#### Problem details:
Wherever the word "resistencia" appears in a line, copy that line.

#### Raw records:
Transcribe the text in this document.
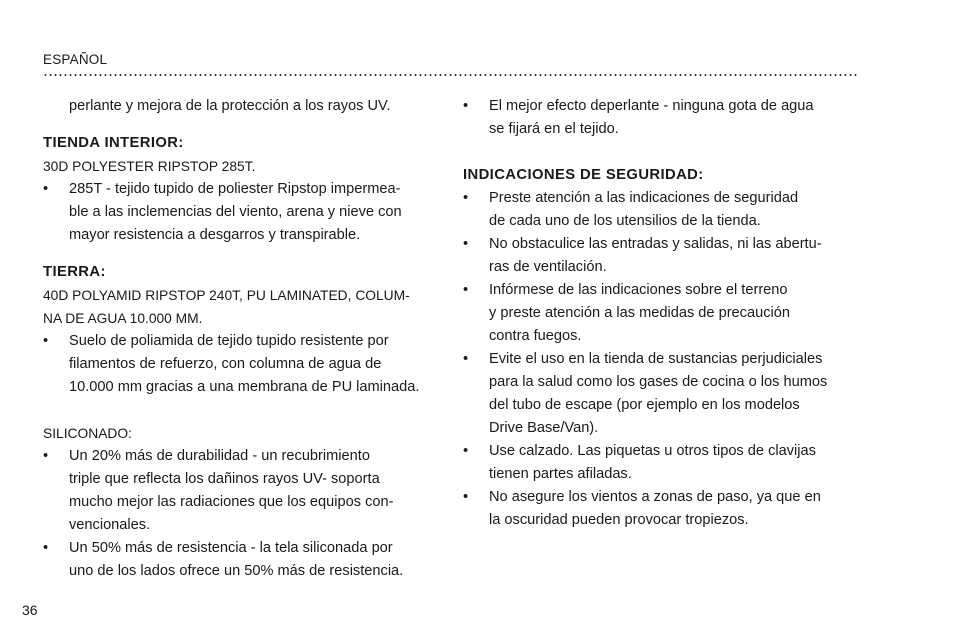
ESPAÑOL
perlante y mejora de la protección a los rayos UV.
TIENDA INTERIOR:
30D POLYESTER RIPSTOP 285T.
• 285T - tejido tupido de poliester Ripstop impermea-
ble a las inclemencias del viento, arena y nieve con
mayor resistencia a desgarros y transpirable.
TIERRA:
40D POLYAMID RIPSTOP 240T, PU LAMINATED, COLUM-
NA DE AGUA 10.000 MM.
• Suelo de poliamida de tejido tupido resistente por
filamentos de refuerzo, con columna de agua de
10.000 mm gracias a una membrana de PU laminada.
SILICONADO:
• Un 20% más de durabilidad - un recubrimiento
triple que reflecta los dañinos rayos UV- soporta
mucho mejor las radiaciones que los equipos con-
vencionales.
• Un 50% más de resistencia - la tela siliconada por
uno de los lados ofrece un 50% más de resistencia.
• El mejor efecto deperlante - ninguna gota de agua
se fijará en el tejido.
INDICACIONES DE SEGURIDAD:
• Preste atención a las indicaciones de seguridad
de cada uno de los utensilios de la tienda.
• No obstaculice las entradas y salidas, ni las abertu-
ras de ventilación.
• Infórmese de las indicaciones sobre el terreno
y preste atención a las medidas de precaución
contra fuegos.
• Evite el uso en la tienda de sustancias perjudiciales
para la salud como los gases de cocina o los humos
del tubo de escape (por ejemplo en los modelos
Drive Base/Van).
• Use calzado. Las piquetas u otros tipos de clavijas
tienen partes afiladas.
• No asegure los vientos a zonas de paso, ya que en
la oscuridad pueden provocar tropiezos.
36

#### Worked answer:
mayor resistencia a desgarros y transpirable.
• Un 50% más de resistencia - la tela siliconada por
uno de los lados ofrece un 50% más de resistencia.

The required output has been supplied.